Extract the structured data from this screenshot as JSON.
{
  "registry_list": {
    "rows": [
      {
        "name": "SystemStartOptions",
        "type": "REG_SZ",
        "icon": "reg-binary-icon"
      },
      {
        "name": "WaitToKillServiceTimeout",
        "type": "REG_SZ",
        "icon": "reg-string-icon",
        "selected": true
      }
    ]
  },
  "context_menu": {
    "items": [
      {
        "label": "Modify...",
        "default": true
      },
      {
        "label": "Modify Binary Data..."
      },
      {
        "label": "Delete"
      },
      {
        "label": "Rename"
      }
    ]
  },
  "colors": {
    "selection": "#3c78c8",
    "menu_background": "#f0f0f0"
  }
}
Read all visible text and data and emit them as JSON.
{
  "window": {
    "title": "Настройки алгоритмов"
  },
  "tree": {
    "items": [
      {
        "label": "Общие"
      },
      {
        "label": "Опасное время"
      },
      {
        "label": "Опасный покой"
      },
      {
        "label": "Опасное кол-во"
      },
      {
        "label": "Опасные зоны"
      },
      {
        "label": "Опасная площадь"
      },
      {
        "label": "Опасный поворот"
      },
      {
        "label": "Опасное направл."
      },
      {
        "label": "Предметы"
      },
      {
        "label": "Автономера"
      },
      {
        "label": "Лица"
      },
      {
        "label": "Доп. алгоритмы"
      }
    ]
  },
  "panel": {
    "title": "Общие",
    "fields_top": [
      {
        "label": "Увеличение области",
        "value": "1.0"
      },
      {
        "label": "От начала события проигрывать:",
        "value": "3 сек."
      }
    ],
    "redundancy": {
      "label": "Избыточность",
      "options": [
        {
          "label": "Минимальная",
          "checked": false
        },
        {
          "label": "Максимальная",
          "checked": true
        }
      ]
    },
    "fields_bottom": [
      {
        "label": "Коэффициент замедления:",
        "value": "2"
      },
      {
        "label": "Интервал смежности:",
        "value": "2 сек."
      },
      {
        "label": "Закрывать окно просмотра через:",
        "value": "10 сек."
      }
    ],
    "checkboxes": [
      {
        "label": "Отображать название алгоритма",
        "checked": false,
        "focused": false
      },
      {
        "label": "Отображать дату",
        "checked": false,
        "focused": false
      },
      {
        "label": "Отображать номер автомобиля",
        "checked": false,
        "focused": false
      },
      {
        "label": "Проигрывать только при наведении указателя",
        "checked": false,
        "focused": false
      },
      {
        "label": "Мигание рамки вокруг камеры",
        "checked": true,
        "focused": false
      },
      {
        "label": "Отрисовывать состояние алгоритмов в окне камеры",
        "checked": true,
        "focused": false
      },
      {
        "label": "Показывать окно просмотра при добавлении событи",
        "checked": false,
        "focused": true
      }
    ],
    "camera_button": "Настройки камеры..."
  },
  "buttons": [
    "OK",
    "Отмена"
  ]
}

■ ■ ■ ■

### [Requirement]
Copy down the material exactly as written.

### [Result of the exercise]
Extract the structured data from this screenshot as JSON.
{
  "registry_list": {
    "rows": [
      {
        "name": "SystemStartOptions",
        "type": "REG_SZ",
        "icon": "reg-binary-icon"
      },
      {
        "name": "WaitToKillServiceTimeout",
        "type": "REG_SZ",
        "icon": "reg-string-icon",
        "selected": true
      }
    ]
  },
  "context_menu": {
    "items": [
      {
        "label": "Modify...",
        "default": true
      },
      {
        "label": "Modify Binary Data..."
      },
      {
        "label": "Delete"
      },
      {
        "label": "Rename"
      }
    ]
  },
  "colors": {
    "selection": "#3c78c8",
    "menu_background": "#f0f0f0"
  }
}
Read all visible text and data and emit them as JSON.
{
  "window": {
    "title": "Настройки алгоритмов"
  },
  "tree": {
    "items": [
      {
        "label": "Общие"
      },
      {
        "label": "Опасное время"
      },
      {
        "label": "Опасный покой"
      },
      {
        "label": "Опасное кол-во"
      },
      {
        "label": "Опасные зоны"
      },
      {
        "label": "Опасная площадь"
      },
      {
        "label": "Опасный поворот"
      },
      {
        "label": "Опасное направл."
      },
      {
        "label": "Предметы"
      },
      {
        "label": "Автономера"
      },
      {
        "label": "Лица"
      },
      {
        "label": "Доп. алгоритмы"
      }
    ]
  },
  "panel": {
    "title": "Общие",
    "fields_top": [
      {
        "label": "Увеличение области",
        "value": "1.0"
      },
      {
        "label": "От начала события проигрывать:",
        "value": "3 сек."
      }
    ],
    "redundancy": {
      "label": "Избыточность",
      "options": [
        {
          "label": "Минимальная",
          "checked": false
        },
        {
          "label": "Максимальная",
          "checked": true
        }
      ]
    },
    "fields_bottom": [
      {
        "label": "Коэффициент замедления:",
        "value": "2"
      },
      {
        "label": "Интервал смежности:",
        "value": "2 сек."
      },
      {
        "label": "Закрывать окно просмотра через:",
        "value": "10 сек."
      }
    ],
    "checkboxes": [
      {
        "label": "Отображать название алгоритма",
        "checked": false,
        "focused": false
      },
      {
        "label": "Отображать дату",
        "checked": false,
        "focused": false
      },
      {
        "label": "Отображать номер автомобиля",
        "checked": false,
        "focused": false
      },
      {
        "label": "Проигрывать только при наведении указателя",
        "checked": false,
        "focused": false
      },
      {
        "label": "Мигание рамки вокруг камеры",
        "checked": true,
        "focused": false
      },
      {
        "label": "Отрисовывать состояние алгоритмов в окне камеры",
        "checked": true,
        "focused": false
      },
      {
        "label": "Показывать окно просмотра при добавлении событи",
        "checked": false,
        "focused": true
      }
    ],
    "camera_button": "Настройки камеры..."
  },
  "buttons": [
    "OK",
    "Отмена"
  ]
}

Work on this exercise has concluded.